Problem details — Determine how many lines of the material hold the string "Rank" and reply with only that number.

Dataset rows —
>> Start

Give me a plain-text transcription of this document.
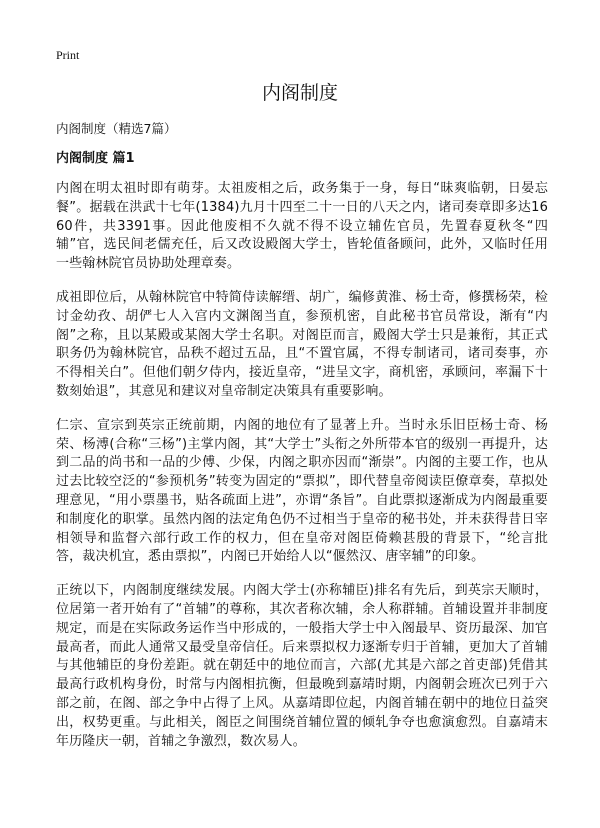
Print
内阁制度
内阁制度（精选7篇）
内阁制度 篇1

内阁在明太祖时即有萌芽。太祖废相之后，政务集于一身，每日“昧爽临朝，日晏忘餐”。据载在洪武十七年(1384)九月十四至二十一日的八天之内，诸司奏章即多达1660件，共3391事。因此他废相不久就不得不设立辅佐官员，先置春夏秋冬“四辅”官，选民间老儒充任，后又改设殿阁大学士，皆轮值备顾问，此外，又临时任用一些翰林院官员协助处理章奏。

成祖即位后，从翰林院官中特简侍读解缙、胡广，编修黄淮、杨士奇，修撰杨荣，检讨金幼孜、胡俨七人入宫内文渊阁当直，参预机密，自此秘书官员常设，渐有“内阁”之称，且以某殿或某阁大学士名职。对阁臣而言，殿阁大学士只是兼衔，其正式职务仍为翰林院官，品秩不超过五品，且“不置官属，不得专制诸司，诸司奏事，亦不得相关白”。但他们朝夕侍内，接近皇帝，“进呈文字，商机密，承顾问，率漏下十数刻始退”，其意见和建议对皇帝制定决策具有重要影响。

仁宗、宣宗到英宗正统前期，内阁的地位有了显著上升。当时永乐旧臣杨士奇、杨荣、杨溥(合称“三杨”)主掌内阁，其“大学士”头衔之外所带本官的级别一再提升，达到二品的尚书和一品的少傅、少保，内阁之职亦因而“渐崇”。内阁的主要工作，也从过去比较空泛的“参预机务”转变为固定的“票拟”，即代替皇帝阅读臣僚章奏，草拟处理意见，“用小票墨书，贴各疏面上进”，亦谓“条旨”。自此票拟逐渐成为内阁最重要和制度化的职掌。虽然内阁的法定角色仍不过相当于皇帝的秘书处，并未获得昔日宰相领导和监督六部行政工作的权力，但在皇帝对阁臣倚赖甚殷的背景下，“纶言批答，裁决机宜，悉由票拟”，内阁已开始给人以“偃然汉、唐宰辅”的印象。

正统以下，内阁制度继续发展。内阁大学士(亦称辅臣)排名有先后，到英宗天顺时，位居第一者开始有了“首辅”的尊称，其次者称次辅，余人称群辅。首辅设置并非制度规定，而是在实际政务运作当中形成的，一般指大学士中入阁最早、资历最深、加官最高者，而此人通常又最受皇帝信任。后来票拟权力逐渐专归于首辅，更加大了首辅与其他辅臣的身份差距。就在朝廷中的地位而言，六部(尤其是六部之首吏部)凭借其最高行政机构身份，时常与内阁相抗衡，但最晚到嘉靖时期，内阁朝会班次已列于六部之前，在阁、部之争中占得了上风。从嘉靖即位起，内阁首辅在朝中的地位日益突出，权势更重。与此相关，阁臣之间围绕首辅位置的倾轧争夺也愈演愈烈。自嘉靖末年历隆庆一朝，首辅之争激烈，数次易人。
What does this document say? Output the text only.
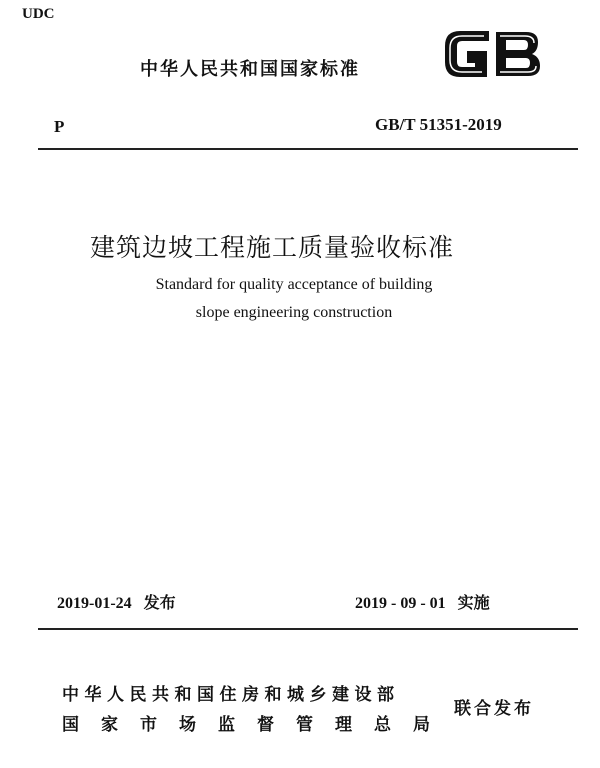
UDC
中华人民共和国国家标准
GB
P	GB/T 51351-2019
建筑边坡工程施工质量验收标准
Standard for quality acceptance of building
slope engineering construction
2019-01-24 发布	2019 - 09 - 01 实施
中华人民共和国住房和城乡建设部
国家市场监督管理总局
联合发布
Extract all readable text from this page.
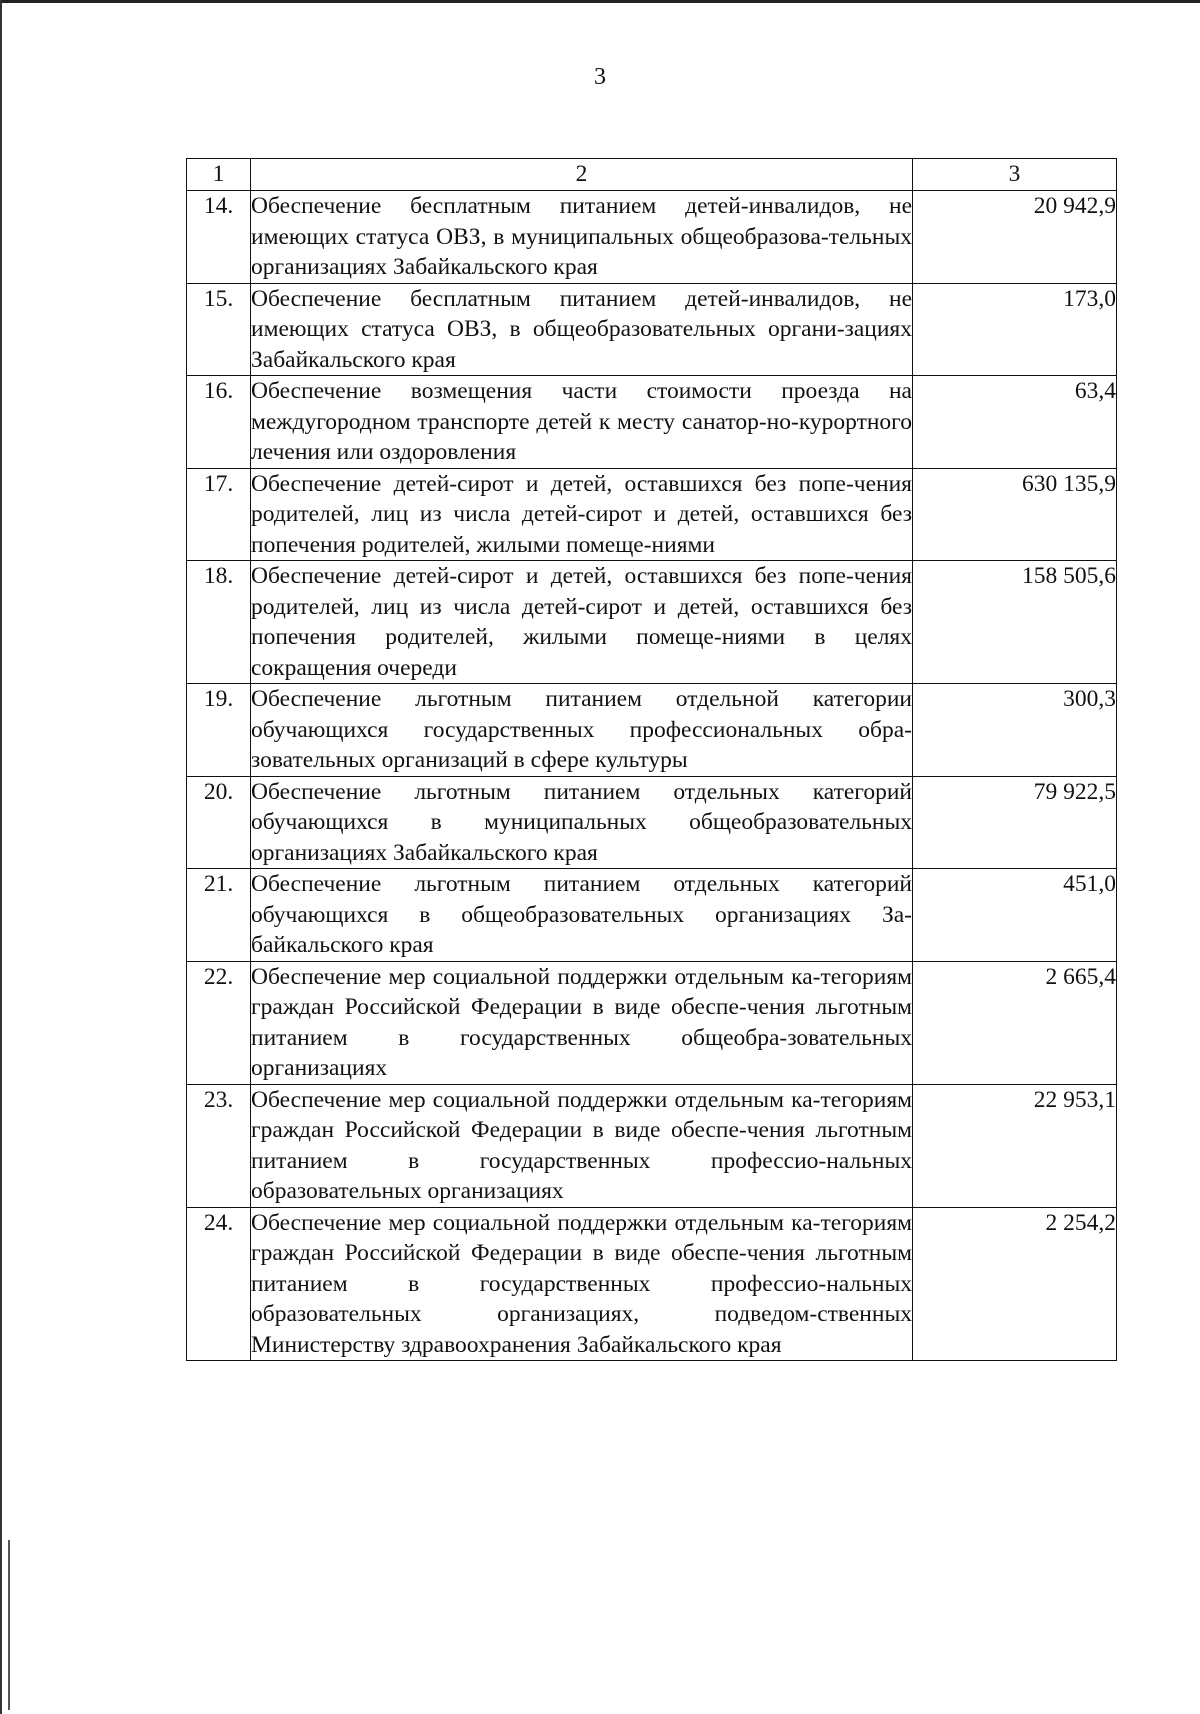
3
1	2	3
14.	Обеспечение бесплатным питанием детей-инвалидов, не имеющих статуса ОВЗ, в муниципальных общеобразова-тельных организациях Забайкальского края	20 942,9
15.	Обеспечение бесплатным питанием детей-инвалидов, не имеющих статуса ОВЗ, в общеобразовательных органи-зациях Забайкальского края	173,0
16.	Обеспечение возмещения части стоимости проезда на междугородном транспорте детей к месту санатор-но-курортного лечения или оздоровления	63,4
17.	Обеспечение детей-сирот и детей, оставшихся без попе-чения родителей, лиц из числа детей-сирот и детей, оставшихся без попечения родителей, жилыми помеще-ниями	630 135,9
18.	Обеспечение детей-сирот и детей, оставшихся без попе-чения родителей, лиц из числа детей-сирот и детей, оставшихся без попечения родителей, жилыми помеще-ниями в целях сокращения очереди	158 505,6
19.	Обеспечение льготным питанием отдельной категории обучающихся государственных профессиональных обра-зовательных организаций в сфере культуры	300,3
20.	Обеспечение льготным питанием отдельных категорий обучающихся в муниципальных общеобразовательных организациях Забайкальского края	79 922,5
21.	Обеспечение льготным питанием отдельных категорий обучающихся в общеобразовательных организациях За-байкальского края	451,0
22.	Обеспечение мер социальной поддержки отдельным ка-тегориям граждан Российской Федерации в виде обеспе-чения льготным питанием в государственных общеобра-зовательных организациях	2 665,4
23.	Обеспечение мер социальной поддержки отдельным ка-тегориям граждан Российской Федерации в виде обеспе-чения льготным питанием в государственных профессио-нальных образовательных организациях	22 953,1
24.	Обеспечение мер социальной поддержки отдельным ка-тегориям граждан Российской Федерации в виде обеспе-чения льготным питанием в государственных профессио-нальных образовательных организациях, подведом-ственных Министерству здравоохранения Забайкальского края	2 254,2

>> End
>> Start

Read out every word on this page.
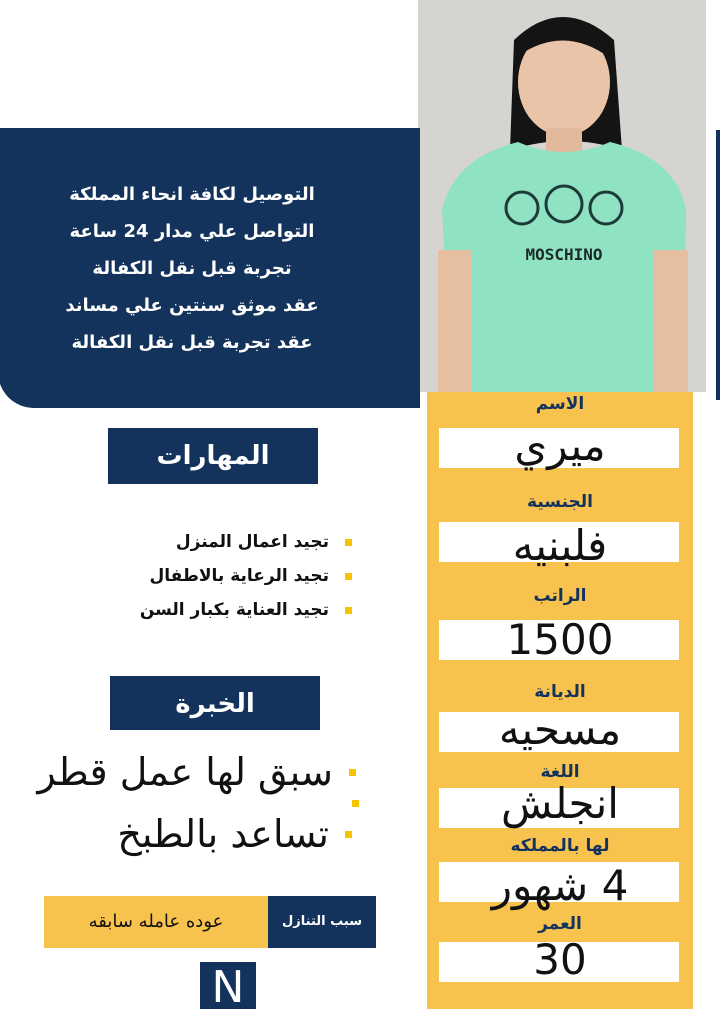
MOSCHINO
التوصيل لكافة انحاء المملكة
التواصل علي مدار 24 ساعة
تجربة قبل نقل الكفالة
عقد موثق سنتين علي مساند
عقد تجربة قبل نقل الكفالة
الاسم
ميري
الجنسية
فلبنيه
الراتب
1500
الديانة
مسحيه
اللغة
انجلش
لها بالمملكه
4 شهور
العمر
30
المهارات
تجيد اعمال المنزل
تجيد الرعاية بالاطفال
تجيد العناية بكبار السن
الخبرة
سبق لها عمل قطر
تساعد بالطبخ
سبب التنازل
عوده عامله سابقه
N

>> End
>> Start

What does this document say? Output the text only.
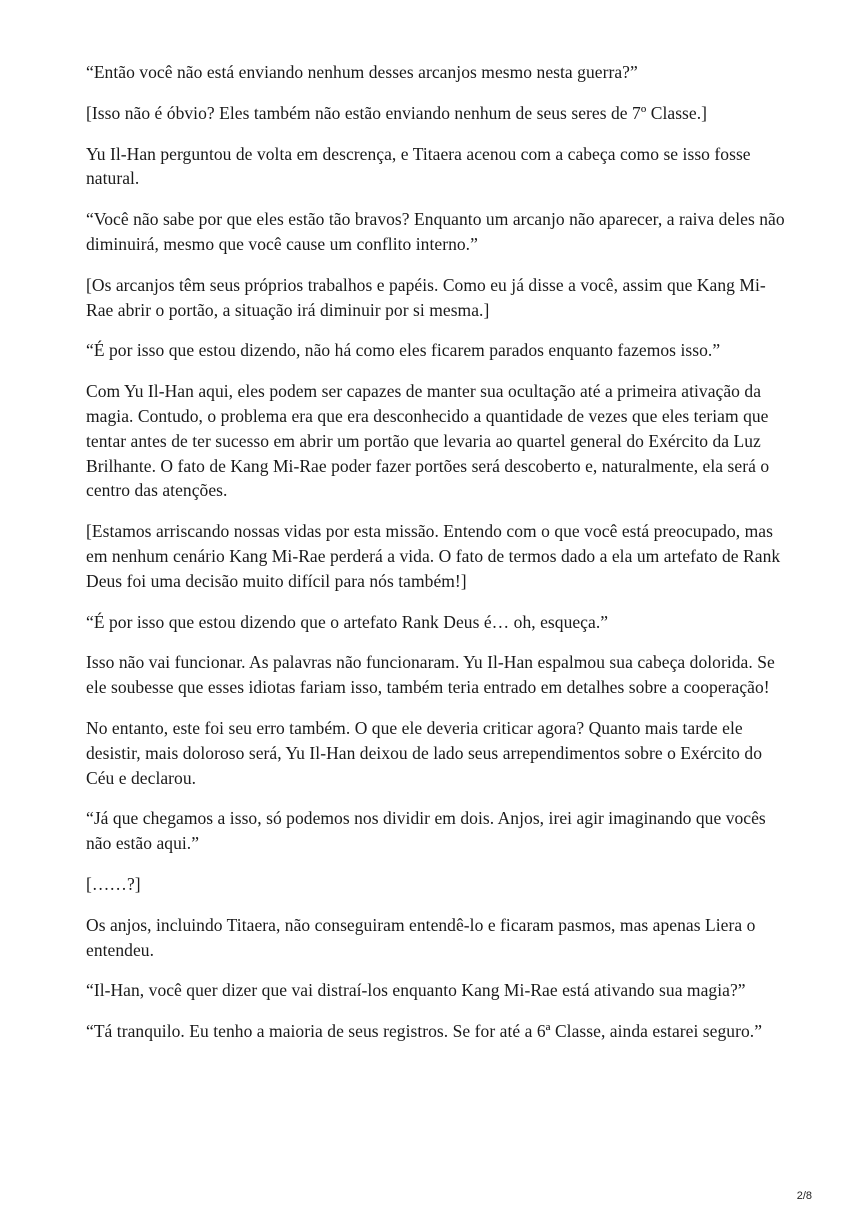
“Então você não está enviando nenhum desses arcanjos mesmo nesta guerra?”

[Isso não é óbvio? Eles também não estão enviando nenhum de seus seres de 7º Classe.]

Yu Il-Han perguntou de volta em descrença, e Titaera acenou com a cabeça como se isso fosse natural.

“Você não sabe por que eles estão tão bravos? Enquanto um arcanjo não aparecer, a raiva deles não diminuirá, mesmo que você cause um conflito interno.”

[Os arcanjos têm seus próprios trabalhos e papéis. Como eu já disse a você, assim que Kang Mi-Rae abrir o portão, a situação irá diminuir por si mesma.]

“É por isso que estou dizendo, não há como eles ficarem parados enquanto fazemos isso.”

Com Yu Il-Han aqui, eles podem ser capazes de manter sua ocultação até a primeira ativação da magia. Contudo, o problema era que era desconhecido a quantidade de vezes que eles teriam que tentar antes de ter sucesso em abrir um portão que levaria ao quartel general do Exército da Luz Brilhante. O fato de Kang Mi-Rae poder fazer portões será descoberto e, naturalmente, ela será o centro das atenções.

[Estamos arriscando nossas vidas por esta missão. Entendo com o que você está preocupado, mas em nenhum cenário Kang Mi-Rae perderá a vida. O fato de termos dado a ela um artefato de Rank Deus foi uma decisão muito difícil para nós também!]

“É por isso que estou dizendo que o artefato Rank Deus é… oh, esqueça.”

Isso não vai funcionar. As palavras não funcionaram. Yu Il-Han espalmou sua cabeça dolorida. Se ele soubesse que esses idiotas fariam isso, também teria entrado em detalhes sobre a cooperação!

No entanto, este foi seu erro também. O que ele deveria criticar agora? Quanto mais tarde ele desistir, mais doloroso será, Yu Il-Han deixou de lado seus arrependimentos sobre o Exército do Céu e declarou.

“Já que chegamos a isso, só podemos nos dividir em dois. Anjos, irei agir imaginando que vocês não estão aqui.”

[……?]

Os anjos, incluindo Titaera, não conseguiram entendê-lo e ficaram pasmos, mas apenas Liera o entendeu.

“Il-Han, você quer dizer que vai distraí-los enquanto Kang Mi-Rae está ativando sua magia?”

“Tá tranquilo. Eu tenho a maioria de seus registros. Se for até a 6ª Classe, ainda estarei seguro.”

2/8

>> End

The reply — 2